Directive: In your copy, include every line of the listing below exactly but none of the pictures.

Exercise material:

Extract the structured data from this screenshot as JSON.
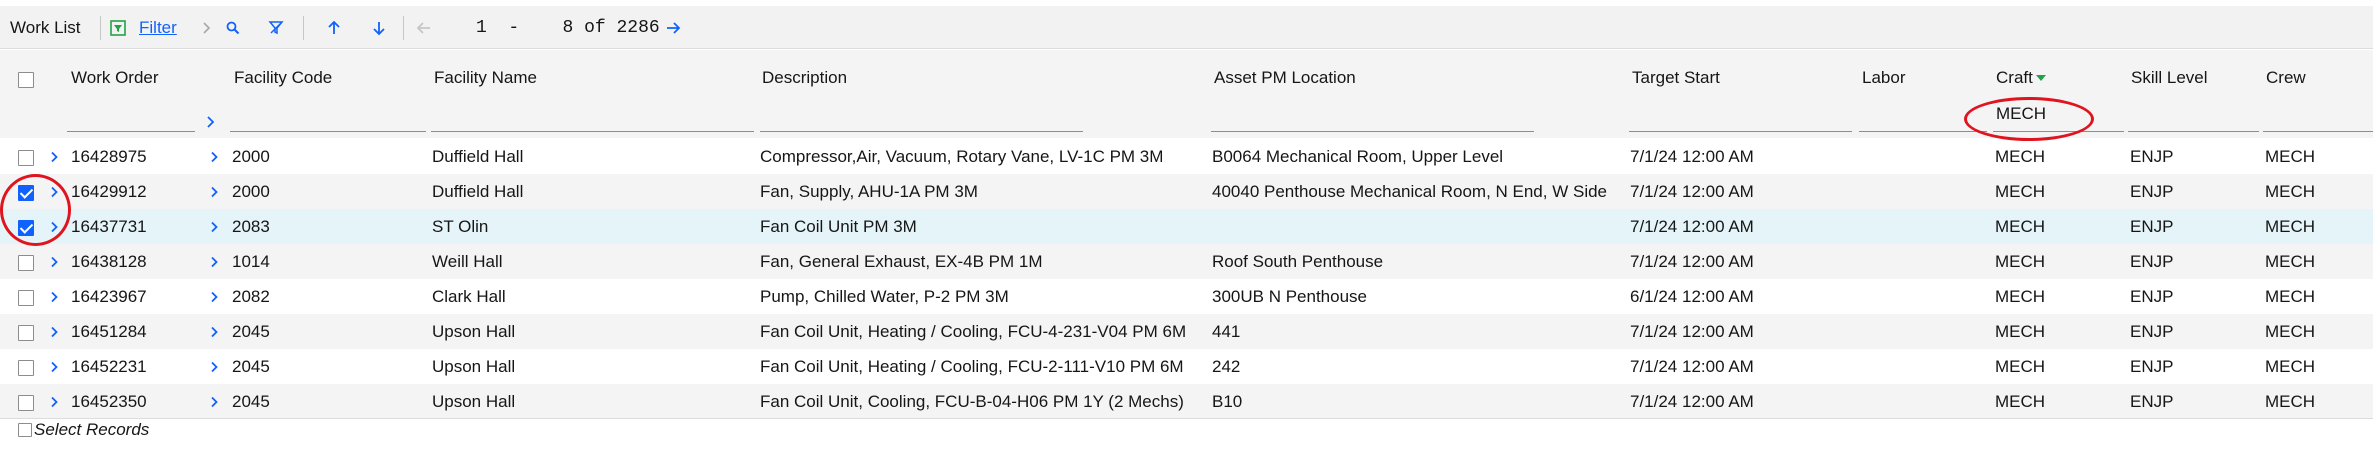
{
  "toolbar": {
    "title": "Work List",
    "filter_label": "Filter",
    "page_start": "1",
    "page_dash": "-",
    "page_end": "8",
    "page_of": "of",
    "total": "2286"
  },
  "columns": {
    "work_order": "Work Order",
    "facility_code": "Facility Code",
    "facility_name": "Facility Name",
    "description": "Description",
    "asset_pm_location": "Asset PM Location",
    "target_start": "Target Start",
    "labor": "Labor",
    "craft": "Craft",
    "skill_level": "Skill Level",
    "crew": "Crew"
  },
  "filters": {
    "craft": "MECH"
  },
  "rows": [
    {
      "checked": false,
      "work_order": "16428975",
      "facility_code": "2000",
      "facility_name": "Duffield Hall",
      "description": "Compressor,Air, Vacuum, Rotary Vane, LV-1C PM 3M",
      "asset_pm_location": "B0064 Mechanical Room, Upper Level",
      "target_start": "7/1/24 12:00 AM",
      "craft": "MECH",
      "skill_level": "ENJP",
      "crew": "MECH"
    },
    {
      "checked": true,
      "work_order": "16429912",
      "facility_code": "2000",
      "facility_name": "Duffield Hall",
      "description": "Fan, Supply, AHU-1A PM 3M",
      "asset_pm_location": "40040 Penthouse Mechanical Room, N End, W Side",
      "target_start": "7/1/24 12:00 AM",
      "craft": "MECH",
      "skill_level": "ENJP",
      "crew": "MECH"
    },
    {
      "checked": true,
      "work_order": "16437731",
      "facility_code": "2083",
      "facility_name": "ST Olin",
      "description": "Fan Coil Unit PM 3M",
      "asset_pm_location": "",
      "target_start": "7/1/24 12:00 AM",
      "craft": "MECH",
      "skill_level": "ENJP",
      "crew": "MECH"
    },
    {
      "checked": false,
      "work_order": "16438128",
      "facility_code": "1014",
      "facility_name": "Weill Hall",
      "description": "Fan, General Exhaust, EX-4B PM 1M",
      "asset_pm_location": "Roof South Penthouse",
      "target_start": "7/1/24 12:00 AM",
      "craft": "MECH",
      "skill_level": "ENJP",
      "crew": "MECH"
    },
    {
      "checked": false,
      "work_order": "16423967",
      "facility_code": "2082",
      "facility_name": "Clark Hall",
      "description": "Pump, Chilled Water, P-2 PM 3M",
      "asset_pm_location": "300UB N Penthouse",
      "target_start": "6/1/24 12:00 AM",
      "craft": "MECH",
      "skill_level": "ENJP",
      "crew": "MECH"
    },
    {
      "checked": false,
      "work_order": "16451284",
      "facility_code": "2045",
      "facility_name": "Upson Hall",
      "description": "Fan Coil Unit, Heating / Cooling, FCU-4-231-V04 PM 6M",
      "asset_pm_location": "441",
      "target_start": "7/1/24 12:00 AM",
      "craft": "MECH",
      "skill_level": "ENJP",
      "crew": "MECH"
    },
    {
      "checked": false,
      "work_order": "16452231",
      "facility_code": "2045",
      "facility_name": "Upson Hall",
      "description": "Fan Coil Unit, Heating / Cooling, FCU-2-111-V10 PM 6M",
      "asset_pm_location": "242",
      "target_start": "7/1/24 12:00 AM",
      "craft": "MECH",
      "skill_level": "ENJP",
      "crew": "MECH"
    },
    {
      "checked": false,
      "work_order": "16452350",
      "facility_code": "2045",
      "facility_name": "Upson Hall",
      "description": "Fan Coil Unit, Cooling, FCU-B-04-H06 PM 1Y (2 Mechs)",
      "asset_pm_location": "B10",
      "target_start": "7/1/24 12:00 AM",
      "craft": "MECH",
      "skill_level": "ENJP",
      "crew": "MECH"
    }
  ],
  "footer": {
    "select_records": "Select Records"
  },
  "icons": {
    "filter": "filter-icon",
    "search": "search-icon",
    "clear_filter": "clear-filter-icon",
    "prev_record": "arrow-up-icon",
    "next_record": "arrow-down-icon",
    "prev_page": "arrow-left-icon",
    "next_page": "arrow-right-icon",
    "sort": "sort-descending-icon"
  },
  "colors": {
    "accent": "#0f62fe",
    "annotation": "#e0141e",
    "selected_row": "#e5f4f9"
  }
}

Solution:
Extract the structured data from this screenshot as JSON.
{
  "toolbar": {
    "title": "Work List",
    "filter_label": "Filter",
    "page_start": "1",
    "page_dash": "-",
    "page_end": "8",
    "page_of": "of",
    "total": "2286"
  },
  "columns": {
    "work_order": "Work Order",
    "facility_code": "Facility Code",
    "facility_name": "Facility Name",
    "description": "Description",
    "asset_pm_location": "Asset PM Location",
    "target_start": "Target Start",
    "labor": "Labor",
    "craft": "Craft",
    "skill_level": "Skill Level",
    "crew": "Crew"
  },
  "filters": {
    "craft": "MECH"
  },
  "rows": [
    {
      "checked": false,
      "work_order": "16428975",
      "facility_code": "2000",
      "facility_name": "Duffield Hall",
      "description": "Compressor,Air, Vacuum, Rotary Vane, LV-1C PM 3M",
      "asset_pm_location": "B0064 Mechanical Room, Upper Level",
      "target_start": "7/1/24 12:00 AM",
      "craft": "MECH",
      "skill_level": "ENJP",
      "crew": "MECH"
    },
    {
      "checked": true,
      "work_order": "16429912",
      "facility_code": "2000",
      "facility_name": "Duffield Hall",
      "description": "Fan, Supply, AHU-1A PM 3M",
      "asset_pm_location": "40040 Penthouse Mechanical Room, N End, W Side",
      "target_start": "7/1/24 12:00 AM",
      "craft": "MECH",
      "skill_level": "ENJP",
      "crew": "MECH"
    },
    {
      "checked": true,
      "work_order": "16437731",
      "facility_code": "2083",
      "facility_name": "ST Olin",
      "description": "Fan Coil Unit PM 3M",
      "asset_pm_location": "",
      "target_start": "7/1/24 12:00 AM",
      "craft": "MECH",
      "skill_level": "ENJP",
      "crew": "MECH"
    },
    {
      "checked": false,
      "work_order": "16438128",
      "facility_code": "1014",
      "facility_name": "Weill Hall",
      "description": "Fan, General Exhaust, EX-4B PM 1M",
      "asset_pm_location": "Roof South Penthouse",
      "target_start": "7/1/24 12:00 AM",
      "craft": "MECH",
      "skill_level": "ENJP",
      "crew": "MECH"
    },
    {
      "checked": false,
      "work_order": "16423967",
      "facility_code": "2082",
      "facility_name": "Clark Hall",
      "description": "Pump, Chilled Water, P-2 PM 3M",
      "asset_pm_location": "300UB N Penthouse",
      "target_start": "6/1/24 12:00 AM",
      "craft": "MECH",
      "skill_level": "ENJP",
      "crew": "MECH"
    },
    {
      "checked": false,
      "work_order": "16451284",
      "facility_code": "2045",
      "facility_name": "Upson Hall",
      "description": "Fan Coil Unit, Heating / Cooling, FCU-4-231-V04 PM 6M",
      "asset_pm_location": "441",
      "target_start": "7/1/24 12:00 AM",
      "craft": "MECH",
      "skill_level": "ENJP",
      "crew": "MECH"
    },
    {
      "checked": false,
      "work_order": "16452231",
      "facility_code": "2045",
      "facility_name": "Upson Hall",
      "description": "Fan Coil Unit, Heating / Cooling, FCU-2-111-V10 PM 6M",
      "asset_pm_location": "242",
      "target_start": "7/1/24 12:00 AM",
      "craft": "MECH",
      "skill_level": "ENJP",
      "crew": "MECH"
    },
    {
      "checked": false,
      "work_order": "16452350",
      "facility_code": "2045",
      "facility_name": "Upson Hall",
      "description": "Fan Coil Unit, Cooling, FCU-B-04-H06 PM 1Y (2 Mechs)",
      "asset_pm_location": "B10",
      "target_start": "7/1/24 12:00 AM",
      "craft": "MECH",
      "skill_level": "ENJP",
      "crew": "MECH"
    }
  ],
  "footer": {
    "select_records": "Select Records"
  },
  "icons": {
    "filter": "filter-icon",
    "search": "search-icon",
    "clear_filter": "clear-filter-icon",
    "prev_record": "arrow-up-icon",
    "next_record": "arrow-down-icon",
    "prev_page": "arrow-left-icon",
    "next_page": "arrow-right-icon",
    "sort": "sort-descending-icon"
  },
  "colors": {
    "accent": "#0f62fe",
    "annotation": "#e0141e",
    "selected_row": "#e5f4f9"
  }
}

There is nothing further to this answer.